> [Exercises to complete]
A – Transcribe the passage of the Cessna 162 thread from "Very sad but" up to and including "flying school requirements.".
B – In the Cessna 162 thread, what reason does the post beginning "Very sad" give for the aircraft's fate? Answer in one to three sentences.

━━ Excerpted text ━━

Ouch. Although the Cessna 162 wasn’t exactly inspiring (I did fly a couple of hours in one, it did actually do what it said on the tin reasonably competently – but they were overpriced for what they were), it is sad to see brand new airframes go that way. They didn’t even remove the engines.

Last Edited by alioth at 16 Dec 15:56
Andreas IOM

After a year’s storage there is a mandatory return to Lyco for an overhaul, which probably renders the O-200 (?) not worth processing. Regardless of that, these may be heavily corroded after several years.

Very sad but it does show that you cannot enter a market with a new product unless it offers some sort of decisive advantage. That’s a general “business” comment; a more specific one might be that there are plenty of the existing ones for flying school requirements.

Administrator
Shoreham EGKA, United Kingdom

The Sky Catcher engine is a Continental O-200-D. All those engines (regardless of manufacturer) could been inspected and used for decades. People in the US regularly dig aircraft engines out of ditches (almost!) and rework/reuse them in the field. Very few engines aren’t worth saving, there is no such thing as a ‘mandatory’ return to the manufacturer (except in the manufacturer’s imagination) and these were brand new. The only issue with them is that they were an LSA non-certified variant. If they’ve been scrapped its a ridiculous shame.

━━━
━━ Stored data ━━

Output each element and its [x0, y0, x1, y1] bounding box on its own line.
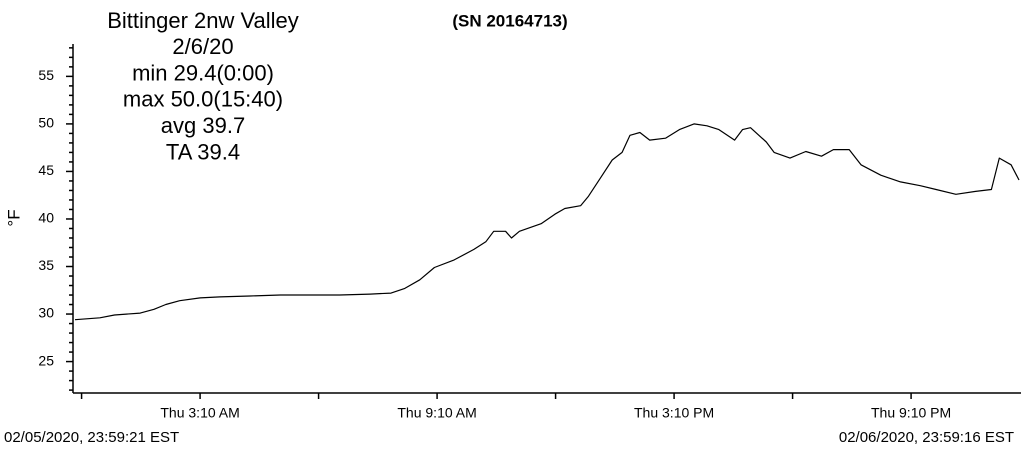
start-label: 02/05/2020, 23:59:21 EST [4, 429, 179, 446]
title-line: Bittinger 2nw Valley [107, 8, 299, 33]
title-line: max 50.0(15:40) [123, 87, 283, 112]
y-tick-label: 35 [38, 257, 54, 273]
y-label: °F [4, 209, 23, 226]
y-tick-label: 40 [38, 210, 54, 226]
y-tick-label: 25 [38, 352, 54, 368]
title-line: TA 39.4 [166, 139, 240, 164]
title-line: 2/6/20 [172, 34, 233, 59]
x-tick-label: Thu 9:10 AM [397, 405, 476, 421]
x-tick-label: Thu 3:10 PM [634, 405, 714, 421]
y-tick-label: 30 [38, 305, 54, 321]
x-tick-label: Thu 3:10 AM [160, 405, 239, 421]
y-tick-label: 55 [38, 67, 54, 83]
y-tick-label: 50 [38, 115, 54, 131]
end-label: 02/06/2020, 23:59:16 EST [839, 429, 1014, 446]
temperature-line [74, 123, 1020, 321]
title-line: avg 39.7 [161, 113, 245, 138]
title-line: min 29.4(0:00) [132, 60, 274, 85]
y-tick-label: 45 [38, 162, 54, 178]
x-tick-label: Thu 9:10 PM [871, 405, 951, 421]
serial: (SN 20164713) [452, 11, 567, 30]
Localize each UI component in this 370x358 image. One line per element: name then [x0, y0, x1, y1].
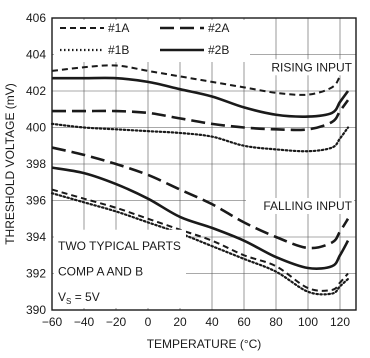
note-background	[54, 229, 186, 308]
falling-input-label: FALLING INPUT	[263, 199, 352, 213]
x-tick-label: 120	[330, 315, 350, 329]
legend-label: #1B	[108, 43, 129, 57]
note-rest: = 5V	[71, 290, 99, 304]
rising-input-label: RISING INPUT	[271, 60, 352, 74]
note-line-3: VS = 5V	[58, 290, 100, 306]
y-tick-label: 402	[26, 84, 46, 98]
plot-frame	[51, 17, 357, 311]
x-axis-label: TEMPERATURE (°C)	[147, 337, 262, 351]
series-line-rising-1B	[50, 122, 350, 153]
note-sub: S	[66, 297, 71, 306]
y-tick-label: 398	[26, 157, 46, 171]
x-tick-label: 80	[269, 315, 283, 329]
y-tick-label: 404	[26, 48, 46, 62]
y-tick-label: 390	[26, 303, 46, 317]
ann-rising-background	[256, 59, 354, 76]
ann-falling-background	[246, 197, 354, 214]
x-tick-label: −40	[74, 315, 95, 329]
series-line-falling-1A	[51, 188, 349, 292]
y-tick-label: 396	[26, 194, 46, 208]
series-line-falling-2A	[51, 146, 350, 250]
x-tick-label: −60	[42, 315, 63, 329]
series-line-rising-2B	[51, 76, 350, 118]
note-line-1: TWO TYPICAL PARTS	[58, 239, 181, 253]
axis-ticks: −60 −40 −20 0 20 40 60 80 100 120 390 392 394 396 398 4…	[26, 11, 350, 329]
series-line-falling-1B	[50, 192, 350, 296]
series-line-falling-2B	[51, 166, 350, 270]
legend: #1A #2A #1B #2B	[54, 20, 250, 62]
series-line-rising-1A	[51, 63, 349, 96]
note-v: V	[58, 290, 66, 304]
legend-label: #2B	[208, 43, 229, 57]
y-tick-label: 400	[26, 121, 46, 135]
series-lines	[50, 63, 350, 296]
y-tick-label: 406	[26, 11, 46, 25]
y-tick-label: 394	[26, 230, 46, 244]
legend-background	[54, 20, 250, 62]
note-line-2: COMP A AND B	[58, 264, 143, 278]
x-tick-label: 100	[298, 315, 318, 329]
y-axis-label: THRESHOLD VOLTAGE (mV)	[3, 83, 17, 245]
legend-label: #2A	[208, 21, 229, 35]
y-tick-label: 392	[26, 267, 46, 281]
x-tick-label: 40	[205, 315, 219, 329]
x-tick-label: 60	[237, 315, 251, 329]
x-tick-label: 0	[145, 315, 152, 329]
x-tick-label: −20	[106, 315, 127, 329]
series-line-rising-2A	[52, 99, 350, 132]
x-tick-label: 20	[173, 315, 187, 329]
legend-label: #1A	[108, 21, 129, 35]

━━━

> [The results]
A –
Very sad but it does show that you cannot enter a market with a new product unless it offers some sort of decisive advantage. That’s a general “business” comment; a more specific one might be that there are plenty of the existing ones for flying school requirements.

B – The post says a new product cannot enter a market unless it offers some decisive advantage. More specifically, it notes that there are already plenty of existing aircraft to meet flying school requirements.